## TASK TO CARRY OUT
Return a copy of every line in the records that includes the word "cake".

## DATA ENTRIES

┌──

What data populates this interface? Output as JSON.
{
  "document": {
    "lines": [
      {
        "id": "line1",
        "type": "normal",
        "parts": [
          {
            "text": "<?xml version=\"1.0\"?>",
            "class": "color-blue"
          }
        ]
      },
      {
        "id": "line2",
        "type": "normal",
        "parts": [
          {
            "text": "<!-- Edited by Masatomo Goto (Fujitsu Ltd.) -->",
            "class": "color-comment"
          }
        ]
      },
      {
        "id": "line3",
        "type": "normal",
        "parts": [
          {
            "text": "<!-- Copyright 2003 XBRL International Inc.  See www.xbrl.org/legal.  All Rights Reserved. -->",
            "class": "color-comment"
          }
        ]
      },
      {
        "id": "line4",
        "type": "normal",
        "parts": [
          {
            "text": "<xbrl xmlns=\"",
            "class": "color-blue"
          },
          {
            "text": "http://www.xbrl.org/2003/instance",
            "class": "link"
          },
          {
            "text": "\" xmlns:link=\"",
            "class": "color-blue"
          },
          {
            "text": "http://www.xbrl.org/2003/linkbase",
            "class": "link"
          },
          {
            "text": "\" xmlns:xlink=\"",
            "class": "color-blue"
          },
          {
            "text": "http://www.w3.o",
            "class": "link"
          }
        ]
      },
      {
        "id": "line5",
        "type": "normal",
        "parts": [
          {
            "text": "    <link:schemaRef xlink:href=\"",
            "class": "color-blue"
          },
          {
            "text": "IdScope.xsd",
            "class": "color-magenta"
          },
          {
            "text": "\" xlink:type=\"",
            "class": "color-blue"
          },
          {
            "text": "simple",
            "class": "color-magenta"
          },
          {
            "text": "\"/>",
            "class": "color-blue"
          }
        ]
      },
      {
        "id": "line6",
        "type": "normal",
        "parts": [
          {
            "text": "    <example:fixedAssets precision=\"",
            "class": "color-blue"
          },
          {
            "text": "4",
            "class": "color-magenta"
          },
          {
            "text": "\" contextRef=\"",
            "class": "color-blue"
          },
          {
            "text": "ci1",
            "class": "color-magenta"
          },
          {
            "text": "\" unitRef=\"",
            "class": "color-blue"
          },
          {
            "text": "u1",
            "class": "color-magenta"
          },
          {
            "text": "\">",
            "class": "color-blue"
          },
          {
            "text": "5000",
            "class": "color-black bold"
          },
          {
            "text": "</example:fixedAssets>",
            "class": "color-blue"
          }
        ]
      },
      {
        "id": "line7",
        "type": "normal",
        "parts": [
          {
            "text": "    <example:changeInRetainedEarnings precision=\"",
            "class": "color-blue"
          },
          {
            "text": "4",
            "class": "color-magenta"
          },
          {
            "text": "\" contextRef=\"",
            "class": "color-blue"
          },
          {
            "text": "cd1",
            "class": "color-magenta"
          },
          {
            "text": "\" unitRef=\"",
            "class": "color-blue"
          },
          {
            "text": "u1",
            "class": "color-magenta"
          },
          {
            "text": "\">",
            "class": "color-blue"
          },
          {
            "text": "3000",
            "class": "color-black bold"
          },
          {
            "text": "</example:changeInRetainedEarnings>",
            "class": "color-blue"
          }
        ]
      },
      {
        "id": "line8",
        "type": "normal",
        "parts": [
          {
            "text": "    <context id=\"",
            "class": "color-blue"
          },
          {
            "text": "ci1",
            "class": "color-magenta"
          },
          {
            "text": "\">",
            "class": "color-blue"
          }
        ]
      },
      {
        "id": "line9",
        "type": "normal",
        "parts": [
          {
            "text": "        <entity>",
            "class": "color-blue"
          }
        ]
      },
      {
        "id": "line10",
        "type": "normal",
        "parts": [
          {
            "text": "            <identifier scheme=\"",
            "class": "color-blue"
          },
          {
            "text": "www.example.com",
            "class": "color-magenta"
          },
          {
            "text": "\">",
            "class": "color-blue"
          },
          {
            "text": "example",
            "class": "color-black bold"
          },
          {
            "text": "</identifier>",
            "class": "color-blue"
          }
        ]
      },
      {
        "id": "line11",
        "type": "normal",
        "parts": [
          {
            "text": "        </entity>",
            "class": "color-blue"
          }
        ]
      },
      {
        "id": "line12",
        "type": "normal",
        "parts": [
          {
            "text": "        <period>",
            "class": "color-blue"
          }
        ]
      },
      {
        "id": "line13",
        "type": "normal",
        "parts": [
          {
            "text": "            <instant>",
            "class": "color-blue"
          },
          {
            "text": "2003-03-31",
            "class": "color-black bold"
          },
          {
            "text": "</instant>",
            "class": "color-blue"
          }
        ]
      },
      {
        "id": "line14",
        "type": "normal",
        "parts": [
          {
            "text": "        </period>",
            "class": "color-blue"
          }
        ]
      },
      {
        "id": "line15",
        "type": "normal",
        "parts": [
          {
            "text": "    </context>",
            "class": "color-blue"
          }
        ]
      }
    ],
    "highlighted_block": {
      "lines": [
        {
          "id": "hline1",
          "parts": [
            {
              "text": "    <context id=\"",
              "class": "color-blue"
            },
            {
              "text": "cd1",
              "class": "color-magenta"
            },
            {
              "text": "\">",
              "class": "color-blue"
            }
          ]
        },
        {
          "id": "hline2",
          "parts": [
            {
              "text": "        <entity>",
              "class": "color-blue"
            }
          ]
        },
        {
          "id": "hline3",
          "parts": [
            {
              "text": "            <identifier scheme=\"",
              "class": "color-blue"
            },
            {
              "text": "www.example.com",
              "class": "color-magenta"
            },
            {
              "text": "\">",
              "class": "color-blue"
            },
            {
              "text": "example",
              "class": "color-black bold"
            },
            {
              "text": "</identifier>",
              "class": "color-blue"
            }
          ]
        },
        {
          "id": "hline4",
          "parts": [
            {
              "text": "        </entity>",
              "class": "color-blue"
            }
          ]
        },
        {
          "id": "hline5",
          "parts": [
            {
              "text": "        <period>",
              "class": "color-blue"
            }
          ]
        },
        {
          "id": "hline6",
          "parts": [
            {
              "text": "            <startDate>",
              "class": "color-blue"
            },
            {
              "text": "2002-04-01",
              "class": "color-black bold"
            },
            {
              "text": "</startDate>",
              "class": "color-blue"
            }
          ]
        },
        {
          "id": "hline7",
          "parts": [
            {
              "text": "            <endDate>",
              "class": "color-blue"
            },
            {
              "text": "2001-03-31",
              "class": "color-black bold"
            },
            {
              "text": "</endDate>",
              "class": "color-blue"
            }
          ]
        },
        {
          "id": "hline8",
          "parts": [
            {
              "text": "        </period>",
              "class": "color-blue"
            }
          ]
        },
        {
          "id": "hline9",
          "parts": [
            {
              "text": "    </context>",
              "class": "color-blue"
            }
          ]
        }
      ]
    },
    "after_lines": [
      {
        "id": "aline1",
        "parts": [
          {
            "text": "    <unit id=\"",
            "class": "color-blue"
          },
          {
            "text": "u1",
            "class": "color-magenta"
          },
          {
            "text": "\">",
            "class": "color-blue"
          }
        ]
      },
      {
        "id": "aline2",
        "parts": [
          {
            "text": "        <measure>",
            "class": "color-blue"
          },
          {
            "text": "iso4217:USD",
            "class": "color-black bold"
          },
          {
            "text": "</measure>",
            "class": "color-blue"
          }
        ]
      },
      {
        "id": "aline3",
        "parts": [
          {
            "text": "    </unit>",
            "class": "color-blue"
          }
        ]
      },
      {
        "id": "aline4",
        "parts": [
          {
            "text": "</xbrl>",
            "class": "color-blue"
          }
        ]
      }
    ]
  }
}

└──
┌──

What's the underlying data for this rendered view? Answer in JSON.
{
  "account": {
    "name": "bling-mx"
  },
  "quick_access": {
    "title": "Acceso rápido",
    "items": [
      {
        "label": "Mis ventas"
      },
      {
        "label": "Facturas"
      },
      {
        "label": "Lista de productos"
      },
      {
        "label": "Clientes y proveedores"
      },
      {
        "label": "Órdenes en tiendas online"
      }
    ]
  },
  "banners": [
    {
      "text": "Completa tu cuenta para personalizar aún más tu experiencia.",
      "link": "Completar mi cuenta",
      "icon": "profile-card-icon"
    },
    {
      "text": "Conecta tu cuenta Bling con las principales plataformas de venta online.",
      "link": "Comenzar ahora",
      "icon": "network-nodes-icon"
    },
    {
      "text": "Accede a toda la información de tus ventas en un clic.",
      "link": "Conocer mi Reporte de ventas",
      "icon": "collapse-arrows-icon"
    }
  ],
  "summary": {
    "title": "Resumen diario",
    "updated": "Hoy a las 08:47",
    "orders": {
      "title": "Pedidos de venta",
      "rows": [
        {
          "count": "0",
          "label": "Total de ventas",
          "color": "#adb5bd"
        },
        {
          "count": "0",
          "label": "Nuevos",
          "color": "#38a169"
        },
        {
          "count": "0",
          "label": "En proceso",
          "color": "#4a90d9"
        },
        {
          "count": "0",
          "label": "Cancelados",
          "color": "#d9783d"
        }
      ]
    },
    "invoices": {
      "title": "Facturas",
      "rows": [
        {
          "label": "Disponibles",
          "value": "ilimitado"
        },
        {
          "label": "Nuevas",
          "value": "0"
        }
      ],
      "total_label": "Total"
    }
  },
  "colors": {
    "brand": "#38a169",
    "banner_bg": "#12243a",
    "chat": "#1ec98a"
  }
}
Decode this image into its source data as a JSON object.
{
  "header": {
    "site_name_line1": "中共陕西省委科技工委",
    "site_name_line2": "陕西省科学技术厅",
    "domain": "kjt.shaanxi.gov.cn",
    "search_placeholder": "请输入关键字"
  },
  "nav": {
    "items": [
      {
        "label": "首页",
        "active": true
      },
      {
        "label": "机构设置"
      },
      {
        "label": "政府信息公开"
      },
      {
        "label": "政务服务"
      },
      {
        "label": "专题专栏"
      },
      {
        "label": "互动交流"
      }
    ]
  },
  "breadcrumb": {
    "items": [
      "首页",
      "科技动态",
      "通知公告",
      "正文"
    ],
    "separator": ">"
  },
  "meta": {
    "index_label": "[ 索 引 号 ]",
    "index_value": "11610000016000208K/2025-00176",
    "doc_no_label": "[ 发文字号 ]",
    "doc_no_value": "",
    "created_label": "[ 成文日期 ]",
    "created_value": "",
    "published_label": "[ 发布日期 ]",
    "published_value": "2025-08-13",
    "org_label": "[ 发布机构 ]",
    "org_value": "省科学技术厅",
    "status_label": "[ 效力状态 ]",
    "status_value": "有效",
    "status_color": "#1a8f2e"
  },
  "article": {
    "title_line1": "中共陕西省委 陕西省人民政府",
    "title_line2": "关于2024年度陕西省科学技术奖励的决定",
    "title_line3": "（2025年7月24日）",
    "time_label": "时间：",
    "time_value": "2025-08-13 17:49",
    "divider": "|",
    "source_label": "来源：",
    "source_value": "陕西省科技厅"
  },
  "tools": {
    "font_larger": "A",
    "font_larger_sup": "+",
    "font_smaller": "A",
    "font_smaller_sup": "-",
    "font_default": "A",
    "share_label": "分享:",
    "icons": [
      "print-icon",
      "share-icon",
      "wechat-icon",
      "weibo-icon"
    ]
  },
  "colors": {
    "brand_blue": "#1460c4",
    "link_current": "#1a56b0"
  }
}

└──
┌──

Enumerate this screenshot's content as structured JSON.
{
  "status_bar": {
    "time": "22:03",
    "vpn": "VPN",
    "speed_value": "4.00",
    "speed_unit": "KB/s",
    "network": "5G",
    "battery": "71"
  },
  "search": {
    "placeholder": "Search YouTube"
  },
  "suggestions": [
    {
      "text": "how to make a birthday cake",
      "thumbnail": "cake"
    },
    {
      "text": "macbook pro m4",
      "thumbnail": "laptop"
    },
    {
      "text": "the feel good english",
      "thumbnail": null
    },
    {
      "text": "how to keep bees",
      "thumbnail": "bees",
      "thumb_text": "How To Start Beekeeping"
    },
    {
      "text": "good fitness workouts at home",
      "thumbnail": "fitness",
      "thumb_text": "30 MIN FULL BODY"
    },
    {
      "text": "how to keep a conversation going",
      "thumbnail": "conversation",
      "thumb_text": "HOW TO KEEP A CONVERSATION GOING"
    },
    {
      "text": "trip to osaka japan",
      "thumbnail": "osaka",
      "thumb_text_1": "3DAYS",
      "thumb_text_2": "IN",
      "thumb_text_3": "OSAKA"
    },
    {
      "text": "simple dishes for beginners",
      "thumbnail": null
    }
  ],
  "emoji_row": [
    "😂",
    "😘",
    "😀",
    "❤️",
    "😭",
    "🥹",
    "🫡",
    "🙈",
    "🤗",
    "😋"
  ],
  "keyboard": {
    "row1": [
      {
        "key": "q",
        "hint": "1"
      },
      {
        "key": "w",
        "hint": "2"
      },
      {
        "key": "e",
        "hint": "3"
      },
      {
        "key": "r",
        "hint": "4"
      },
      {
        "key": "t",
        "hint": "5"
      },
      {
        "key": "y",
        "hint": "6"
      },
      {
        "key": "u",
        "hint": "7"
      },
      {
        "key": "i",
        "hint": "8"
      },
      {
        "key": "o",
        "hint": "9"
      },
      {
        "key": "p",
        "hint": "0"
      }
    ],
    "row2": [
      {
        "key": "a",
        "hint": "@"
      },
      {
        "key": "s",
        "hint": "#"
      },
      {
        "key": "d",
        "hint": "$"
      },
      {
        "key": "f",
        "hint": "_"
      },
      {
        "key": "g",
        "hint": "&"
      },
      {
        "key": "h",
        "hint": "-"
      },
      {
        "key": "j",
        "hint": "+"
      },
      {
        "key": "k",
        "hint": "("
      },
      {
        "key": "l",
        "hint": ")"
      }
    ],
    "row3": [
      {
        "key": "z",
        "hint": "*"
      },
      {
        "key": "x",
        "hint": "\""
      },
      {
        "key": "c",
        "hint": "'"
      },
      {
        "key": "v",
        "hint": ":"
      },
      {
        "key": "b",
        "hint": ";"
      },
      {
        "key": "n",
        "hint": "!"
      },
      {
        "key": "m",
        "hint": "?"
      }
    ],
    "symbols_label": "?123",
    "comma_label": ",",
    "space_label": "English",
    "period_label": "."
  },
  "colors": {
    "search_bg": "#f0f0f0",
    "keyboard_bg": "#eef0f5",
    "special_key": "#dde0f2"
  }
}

└──

## RESULT OF THIS TASK
      "text": "how to make a birthday cake",
      "thumbnail": "cake"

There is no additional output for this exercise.